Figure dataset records
#####
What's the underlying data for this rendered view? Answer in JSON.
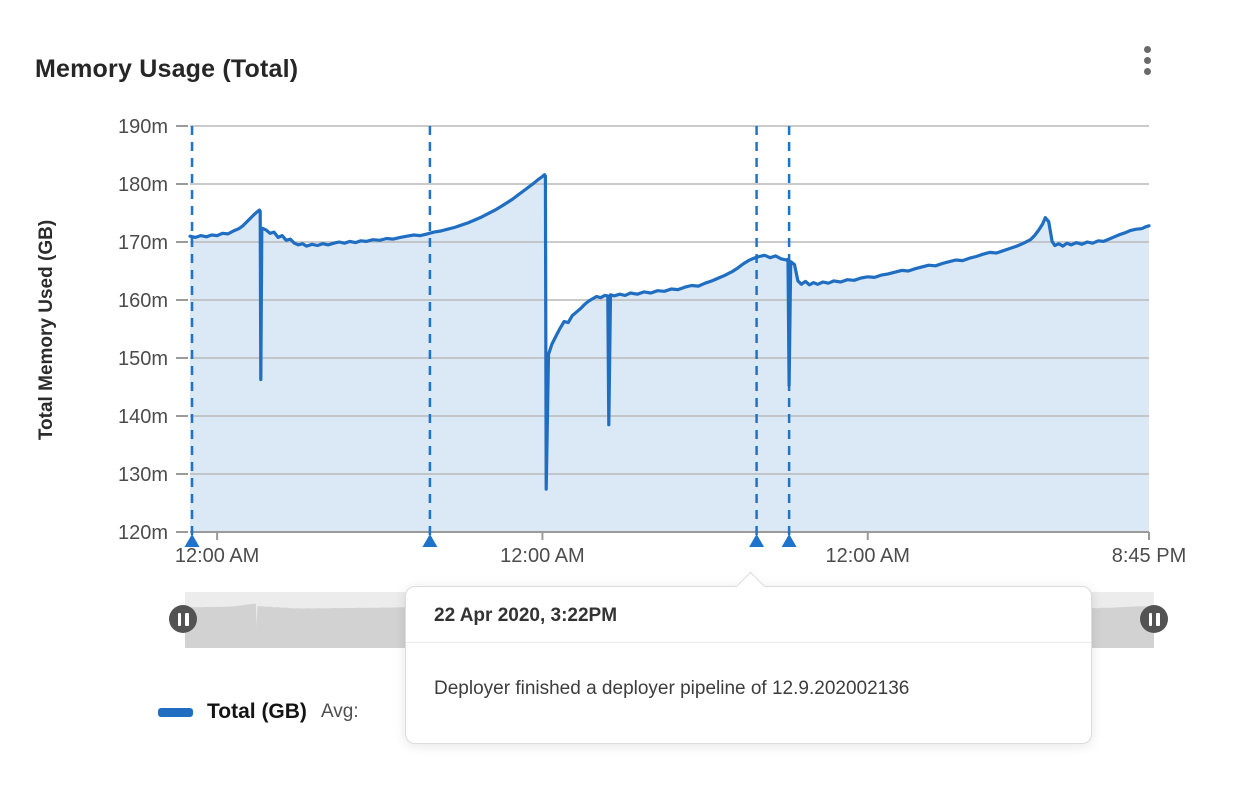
{
  "header": {
    "title": "Memory Usage (Total)",
    "menu_icon": "kebab-vertical"
  },
  "chart_data": {
    "type": "area",
    "title": "Memory Usage (Total)",
    "ylabel": "Total Memory Used (GB)",
    "xlabel": "",
    "ylim": [
      120,
      190
    ],
    "grid": true,
    "legend_position": "bottom-left",
    "y_ticks": [
      {
        "value": 190,
        "label": "190m"
      },
      {
        "value": 180,
        "label": "180m"
      },
      {
        "value": 170,
        "label": "170m"
      },
      {
        "value": 160,
        "label": "160m"
      },
      {
        "value": 150,
        "label": "150m"
      },
      {
        "value": 140,
        "label": "140m"
      },
      {
        "value": 130,
        "label": "130m"
      },
      {
        "value": 120,
        "label": "120m"
      }
    ],
    "x_range_hours": [
      0,
      70.75
    ],
    "x_ticks": [
      {
        "pos": 2.0,
        "label": "12:00 AM"
      },
      {
        "pos": 26.0,
        "label": "12:00 AM"
      },
      {
        "pos": 50.0,
        "label": "12:00 AM"
      },
      {
        "pos": 70.75,
        "label": "8:45 PM"
      }
    ],
    "events": [
      {
        "pos": 0.15,
        "marker": "triangle-up",
        "line_style": "dashed"
      },
      {
        "pos": 17.7,
        "marker": "triangle-up",
        "line_style": "dashed"
      },
      {
        "pos": 41.8,
        "marker": "triangle-up",
        "line_style": "dashed"
      },
      {
        "pos": 44.2,
        "marker": "triangle-up",
        "line_style": "dashed"
      }
    ],
    "series": [
      {
        "name": "Total (GB)",
        "color": "#1f6ec2",
        "points": [
          [
            0,
            171.0
          ],
          [
            0.4,
            170.8
          ],
          [
            0.8,
            171.1
          ],
          [
            1.2,
            170.9
          ],
          [
            1.6,
            171.2
          ],
          [
            2.0,
            171.1
          ],
          [
            2.4,
            171.5
          ],
          [
            2.8,
            171.4
          ],
          [
            3.2,
            171.9
          ],
          [
            3.6,
            172.3
          ],
          [
            3.9,
            172.8
          ],
          [
            4.2,
            173.5
          ],
          [
            4.5,
            174.2
          ],
          [
            4.8,
            174.9
          ],
          [
            5.0,
            175.3
          ],
          [
            5.12,
            175.5
          ],
          [
            5.18,
            175.3
          ],
          [
            5.22,
            146.3
          ],
          [
            5.3,
            172.4
          ],
          [
            5.6,
            172.1
          ],
          [
            5.9,
            171.5
          ],
          [
            6.2,
            171.7
          ],
          [
            6.5,
            170.8
          ],
          [
            6.8,
            171.1
          ],
          [
            7.1,
            170.3
          ],
          [
            7.4,
            170.5
          ],
          [
            7.7,
            169.8
          ],
          [
            8.0,
            169.5
          ],
          [
            8.3,
            169.7
          ],
          [
            8.6,
            169.3
          ],
          [
            9.0,
            169.6
          ],
          [
            9.4,
            169.4
          ],
          [
            9.8,
            169.7
          ],
          [
            10.2,
            169.5
          ],
          [
            10.6,
            169.8
          ],
          [
            11.0,
            170.0
          ],
          [
            11.4,
            169.8
          ],
          [
            11.8,
            170.1
          ],
          [
            12.2,
            169.9
          ],
          [
            12.6,
            170.2
          ],
          [
            13.0,
            170.1
          ],
          [
            13.5,
            170.4
          ],
          [
            14.0,
            170.3
          ],
          [
            14.5,
            170.6
          ],
          [
            15.0,
            170.5
          ],
          [
            15.5,
            170.8
          ],
          [
            16.0,
            171.0
          ],
          [
            16.5,
            171.2
          ],
          [
            17.0,
            171.1
          ],
          [
            17.5,
            171.4
          ],
          [
            18.0,
            171.7
          ],
          [
            18.5,
            171.9
          ],
          [
            19.0,
            172.2
          ],
          [
            19.5,
            172.5
          ],
          [
            20.0,
            172.9
          ],
          [
            20.5,
            173.3
          ],
          [
            21.0,
            173.8
          ],
          [
            21.5,
            174.3
          ],
          [
            22.0,
            174.9
          ],
          [
            22.5,
            175.5
          ],
          [
            23.0,
            176.2
          ],
          [
            23.4,
            176.8
          ],
          [
            23.8,
            177.4
          ],
          [
            24.2,
            178.1
          ],
          [
            24.6,
            178.8
          ],
          [
            25.0,
            179.5
          ],
          [
            25.4,
            180.2
          ],
          [
            25.7,
            180.8
          ],
          [
            26.0,
            181.3
          ],
          [
            26.15,
            181.6
          ],
          [
            26.22,
            181.4
          ],
          [
            26.28,
            127.4
          ],
          [
            26.45,
            150.6
          ],
          [
            26.7,
            152.4
          ],
          [
            27.0,
            153.8
          ],
          [
            27.3,
            155.1
          ],
          [
            27.6,
            156.3
          ],
          [
            27.9,
            156.1
          ],
          [
            28.2,
            157.3
          ],
          [
            28.5,
            157.9
          ],
          [
            28.8,
            158.5
          ],
          [
            29.1,
            159.2
          ],
          [
            29.4,
            159.8
          ],
          [
            29.7,
            160.2
          ],
          [
            30.0,
            160.6
          ],
          [
            30.3,
            160.4
          ],
          [
            30.6,
            160.8
          ],
          [
            30.82,
            160.7
          ],
          [
            30.9,
            138.5
          ],
          [
            31.02,
            160.9
          ],
          [
            31.3,
            160.7
          ],
          [
            31.7,
            161.0
          ],
          [
            32.1,
            160.8
          ],
          [
            32.5,
            161.2
          ],
          [
            33.0,
            161.0
          ],
          [
            33.5,
            161.4
          ],
          [
            34.0,
            161.2
          ],
          [
            34.5,
            161.6
          ],
          [
            35.0,
            161.5
          ],
          [
            35.5,
            161.9
          ],
          [
            36.0,
            161.8
          ],
          [
            36.5,
            162.2
          ],
          [
            37.0,
            162.5
          ],
          [
            37.5,
            162.4
          ],
          [
            38.0,
            162.9
          ],
          [
            38.5,
            163.3
          ],
          [
            39.0,
            163.8
          ],
          [
            39.5,
            164.3
          ],
          [
            40.0,
            164.9
          ],
          [
            40.4,
            165.5
          ],
          [
            40.8,
            166.2
          ],
          [
            41.2,
            166.8
          ],
          [
            41.6,
            167.2
          ],
          [
            42.0,
            167.5
          ],
          [
            42.4,
            167.7
          ],
          [
            42.8,
            167.3
          ],
          [
            43.2,
            167.6
          ],
          [
            43.6,
            167.1
          ],
          [
            44.0,
            166.9
          ],
          [
            44.12,
            167.0
          ],
          [
            44.2,
            145.3
          ],
          [
            44.32,
            166.6
          ],
          [
            44.6,
            166.1
          ],
          [
            44.85,
            163.3
          ],
          [
            45.1,
            162.7
          ],
          [
            45.4,
            163.2
          ],
          [
            45.7,
            162.6
          ],
          [
            46.0,
            163.0
          ],
          [
            46.3,
            162.7
          ],
          [
            46.7,
            163.1
          ],
          [
            47.1,
            162.9
          ],
          [
            47.5,
            163.3
          ],
          [
            48.0,
            163.1
          ],
          [
            48.5,
            163.5
          ],
          [
            49.0,
            163.4
          ],
          [
            49.5,
            163.8
          ],
          [
            50.0,
            164.0
          ],
          [
            50.5,
            163.9
          ],
          [
            51.0,
            164.3
          ],
          [
            51.5,
            164.5
          ],
          [
            52.0,
            164.8
          ],
          [
            52.5,
            165.1
          ],
          [
            53.0,
            165.0
          ],
          [
            53.5,
            165.4
          ],
          [
            54.0,
            165.7
          ],
          [
            54.5,
            166.0
          ],
          [
            55.0,
            165.9
          ],
          [
            55.5,
            166.3
          ],
          [
            56.0,
            166.6
          ],
          [
            56.5,
            166.9
          ],
          [
            57.0,
            166.8
          ],
          [
            57.5,
            167.2
          ],
          [
            58.0,
            167.5
          ],
          [
            58.5,
            167.9
          ],
          [
            59.0,
            168.2
          ],
          [
            59.5,
            168.1
          ],
          [
            60.0,
            168.5
          ],
          [
            60.5,
            168.9
          ],
          [
            61.0,
            169.3
          ],
          [
            61.5,
            169.8
          ],
          [
            62.0,
            170.4
          ],
          [
            62.3,
            171.1
          ],
          [
            62.6,
            172.0
          ],
          [
            62.9,
            173.1
          ],
          [
            63.1,
            174.2
          ],
          [
            63.35,
            173.5
          ],
          [
            63.6,
            170.1
          ],
          [
            63.8,
            169.4
          ],
          [
            64.1,
            169.7
          ],
          [
            64.4,
            169.3
          ],
          [
            64.7,
            169.8
          ],
          [
            65.0,
            169.5
          ],
          [
            65.4,
            169.9
          ],
          [
            65.8,
            169.6
          ],
          [
            66.2,
            170.0
          ],
          [
            66.6,
            169.8
          ],
          [
            67.0,
            170.2
          ],
          [
            67.4,
            170.1
          ],
          [
            67.8,
            170.5
          ],
          [
            68.2,
            170.9
          ],
          [
            68.6,
            171.3
          ],
          [
            69.0,
            171.6
          ],
          [
            69.4,
            172.0
          ],
          [
            69.8,
            172.2
          ],
          [
            70.2,
            172.3
          ],
          [
            70.5,
            172.6
          ],
          [
            70.75,
            172.8
          ]
        ]
      }
    ]
  },
  "colors": {
    "line": "#1f6ec2",
    "area_fill": "rgba(31,110,194,0.16)",
    "event_line": "#1e74cc",
    "grid": "#b9b9b9",
    "axis_line": "#9a9a9a",
    "tick_text": "#4c4c4c",
    "minimap_bg": "#ececec",
    "minimap_fill": "#d2d2d2"
  },
  "tooltip": {
    "timestamp": "22 Apr 2020, 3:22PM",
    "message": "Deployer finished a deployer pipeline of 12.9.202002136"
  },
  "legend": {
    "series_label": "Total (GB)",
    "avg_label": "Avg:",
    "swatch_color": "#1f6ec2"
  }
}
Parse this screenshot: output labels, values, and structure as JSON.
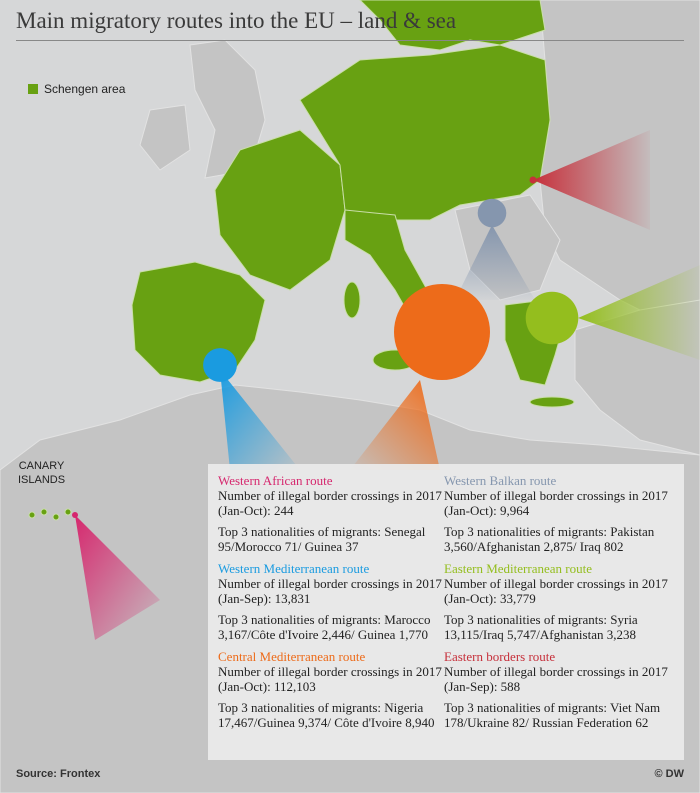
#####
▶ Directions:
Select every line where the word "JSON" occurs.

▶ Exercise response:
What's the underlying data for this rendered view? Answer in JSON.
Parse this screenshot: output labels, values, and structure as JSON.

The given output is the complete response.